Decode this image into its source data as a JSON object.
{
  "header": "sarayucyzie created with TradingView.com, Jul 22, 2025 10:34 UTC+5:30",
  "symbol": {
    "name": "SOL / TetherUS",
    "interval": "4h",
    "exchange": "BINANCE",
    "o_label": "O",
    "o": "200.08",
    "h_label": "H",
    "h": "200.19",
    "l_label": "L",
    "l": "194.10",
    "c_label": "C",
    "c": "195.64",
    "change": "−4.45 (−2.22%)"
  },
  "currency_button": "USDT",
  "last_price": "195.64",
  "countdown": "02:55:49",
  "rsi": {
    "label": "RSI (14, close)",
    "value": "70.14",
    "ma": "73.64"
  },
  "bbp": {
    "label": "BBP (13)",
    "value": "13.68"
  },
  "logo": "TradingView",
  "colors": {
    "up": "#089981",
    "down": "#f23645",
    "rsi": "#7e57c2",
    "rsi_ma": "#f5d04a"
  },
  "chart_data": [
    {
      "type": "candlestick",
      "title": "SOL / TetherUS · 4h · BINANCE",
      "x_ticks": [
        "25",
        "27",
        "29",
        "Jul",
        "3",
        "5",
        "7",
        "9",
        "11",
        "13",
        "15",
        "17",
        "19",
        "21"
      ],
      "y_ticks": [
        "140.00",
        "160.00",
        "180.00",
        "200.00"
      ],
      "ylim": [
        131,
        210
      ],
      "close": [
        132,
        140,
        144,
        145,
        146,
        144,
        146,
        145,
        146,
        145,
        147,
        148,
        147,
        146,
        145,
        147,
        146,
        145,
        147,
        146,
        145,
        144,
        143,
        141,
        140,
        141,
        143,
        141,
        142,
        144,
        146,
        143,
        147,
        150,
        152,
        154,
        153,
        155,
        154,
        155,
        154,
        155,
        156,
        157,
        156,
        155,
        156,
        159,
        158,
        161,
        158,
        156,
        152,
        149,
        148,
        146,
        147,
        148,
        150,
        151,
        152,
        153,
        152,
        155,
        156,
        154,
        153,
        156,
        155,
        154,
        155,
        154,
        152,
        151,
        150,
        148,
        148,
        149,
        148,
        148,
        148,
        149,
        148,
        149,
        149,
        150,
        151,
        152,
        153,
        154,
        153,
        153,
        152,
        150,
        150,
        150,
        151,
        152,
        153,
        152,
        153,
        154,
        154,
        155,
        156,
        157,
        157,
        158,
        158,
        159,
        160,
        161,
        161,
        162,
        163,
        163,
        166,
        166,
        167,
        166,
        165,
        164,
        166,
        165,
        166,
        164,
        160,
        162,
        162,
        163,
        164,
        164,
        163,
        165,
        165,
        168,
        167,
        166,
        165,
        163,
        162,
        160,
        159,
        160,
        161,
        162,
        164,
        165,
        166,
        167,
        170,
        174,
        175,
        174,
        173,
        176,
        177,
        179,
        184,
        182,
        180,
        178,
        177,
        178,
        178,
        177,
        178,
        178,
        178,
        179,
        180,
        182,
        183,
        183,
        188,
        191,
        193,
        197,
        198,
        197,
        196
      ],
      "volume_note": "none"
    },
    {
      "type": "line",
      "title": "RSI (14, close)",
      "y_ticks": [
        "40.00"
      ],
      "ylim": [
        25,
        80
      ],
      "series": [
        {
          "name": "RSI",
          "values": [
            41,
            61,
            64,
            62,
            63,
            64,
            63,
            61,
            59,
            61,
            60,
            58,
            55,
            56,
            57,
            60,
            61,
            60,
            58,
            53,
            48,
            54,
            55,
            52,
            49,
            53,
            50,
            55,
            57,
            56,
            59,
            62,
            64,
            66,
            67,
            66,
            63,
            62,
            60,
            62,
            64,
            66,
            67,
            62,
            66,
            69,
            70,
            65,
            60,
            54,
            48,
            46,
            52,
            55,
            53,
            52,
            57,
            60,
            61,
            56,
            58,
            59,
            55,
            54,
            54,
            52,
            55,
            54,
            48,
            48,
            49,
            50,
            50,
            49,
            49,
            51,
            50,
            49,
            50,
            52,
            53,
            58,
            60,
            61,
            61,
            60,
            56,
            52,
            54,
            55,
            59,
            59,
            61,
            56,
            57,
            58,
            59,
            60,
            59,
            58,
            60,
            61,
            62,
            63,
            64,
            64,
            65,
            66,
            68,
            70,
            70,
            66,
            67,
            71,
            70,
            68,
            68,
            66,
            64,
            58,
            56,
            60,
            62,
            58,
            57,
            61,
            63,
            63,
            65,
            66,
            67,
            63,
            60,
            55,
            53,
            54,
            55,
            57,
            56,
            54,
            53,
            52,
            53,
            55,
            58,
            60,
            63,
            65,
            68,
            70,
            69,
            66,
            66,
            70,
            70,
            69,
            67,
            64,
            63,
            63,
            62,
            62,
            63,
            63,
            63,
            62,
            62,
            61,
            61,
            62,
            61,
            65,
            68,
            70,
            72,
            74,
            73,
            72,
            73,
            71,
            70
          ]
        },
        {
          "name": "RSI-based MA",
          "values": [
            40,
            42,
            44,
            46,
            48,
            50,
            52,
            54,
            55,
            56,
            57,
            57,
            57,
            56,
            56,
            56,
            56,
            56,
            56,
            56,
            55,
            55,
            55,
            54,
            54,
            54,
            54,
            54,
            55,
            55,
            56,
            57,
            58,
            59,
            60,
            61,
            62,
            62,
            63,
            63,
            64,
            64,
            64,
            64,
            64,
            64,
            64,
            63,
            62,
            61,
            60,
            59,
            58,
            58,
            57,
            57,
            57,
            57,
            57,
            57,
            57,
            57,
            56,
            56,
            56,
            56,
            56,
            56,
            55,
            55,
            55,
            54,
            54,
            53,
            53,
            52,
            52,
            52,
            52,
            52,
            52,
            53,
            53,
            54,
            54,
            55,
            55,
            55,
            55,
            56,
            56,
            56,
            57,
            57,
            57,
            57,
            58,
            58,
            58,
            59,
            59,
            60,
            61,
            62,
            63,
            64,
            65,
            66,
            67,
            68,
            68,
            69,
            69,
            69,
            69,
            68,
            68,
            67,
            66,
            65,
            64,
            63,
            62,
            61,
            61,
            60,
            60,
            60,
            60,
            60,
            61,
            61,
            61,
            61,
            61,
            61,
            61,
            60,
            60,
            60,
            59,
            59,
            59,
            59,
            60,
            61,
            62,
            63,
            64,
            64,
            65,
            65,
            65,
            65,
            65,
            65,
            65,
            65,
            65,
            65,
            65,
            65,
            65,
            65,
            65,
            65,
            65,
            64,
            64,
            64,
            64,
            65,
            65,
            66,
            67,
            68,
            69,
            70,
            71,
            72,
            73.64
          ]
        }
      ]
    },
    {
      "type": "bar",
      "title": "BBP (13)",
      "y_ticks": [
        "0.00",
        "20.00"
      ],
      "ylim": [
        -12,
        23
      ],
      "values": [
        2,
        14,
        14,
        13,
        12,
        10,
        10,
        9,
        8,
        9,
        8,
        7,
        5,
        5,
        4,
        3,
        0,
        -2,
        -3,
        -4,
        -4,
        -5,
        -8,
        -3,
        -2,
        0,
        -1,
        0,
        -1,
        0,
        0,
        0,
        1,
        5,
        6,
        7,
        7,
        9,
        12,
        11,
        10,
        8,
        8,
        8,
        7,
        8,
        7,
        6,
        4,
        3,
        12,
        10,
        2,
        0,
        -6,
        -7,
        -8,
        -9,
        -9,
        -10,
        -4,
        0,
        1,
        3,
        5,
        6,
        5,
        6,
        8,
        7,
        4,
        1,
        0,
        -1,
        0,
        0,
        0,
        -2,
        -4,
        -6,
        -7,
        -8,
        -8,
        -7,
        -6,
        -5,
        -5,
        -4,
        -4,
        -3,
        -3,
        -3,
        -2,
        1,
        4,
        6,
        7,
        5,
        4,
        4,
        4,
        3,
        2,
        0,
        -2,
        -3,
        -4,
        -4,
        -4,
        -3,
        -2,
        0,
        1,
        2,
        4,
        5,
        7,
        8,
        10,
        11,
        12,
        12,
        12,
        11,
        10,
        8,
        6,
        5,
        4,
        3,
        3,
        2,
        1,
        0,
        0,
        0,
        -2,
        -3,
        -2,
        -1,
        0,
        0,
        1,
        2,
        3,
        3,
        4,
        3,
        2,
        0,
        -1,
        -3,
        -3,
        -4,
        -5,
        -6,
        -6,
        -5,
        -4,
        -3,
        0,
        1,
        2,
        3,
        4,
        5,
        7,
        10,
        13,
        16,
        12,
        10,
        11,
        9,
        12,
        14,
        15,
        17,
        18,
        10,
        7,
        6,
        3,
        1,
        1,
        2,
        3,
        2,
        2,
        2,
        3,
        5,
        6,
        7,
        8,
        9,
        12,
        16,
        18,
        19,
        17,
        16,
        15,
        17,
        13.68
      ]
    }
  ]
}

═══

• _WHAT IS EXPECTED_: Give the count of lines in the listing that hold the word "close", with no other text.

• _FINAL RESULT_: 3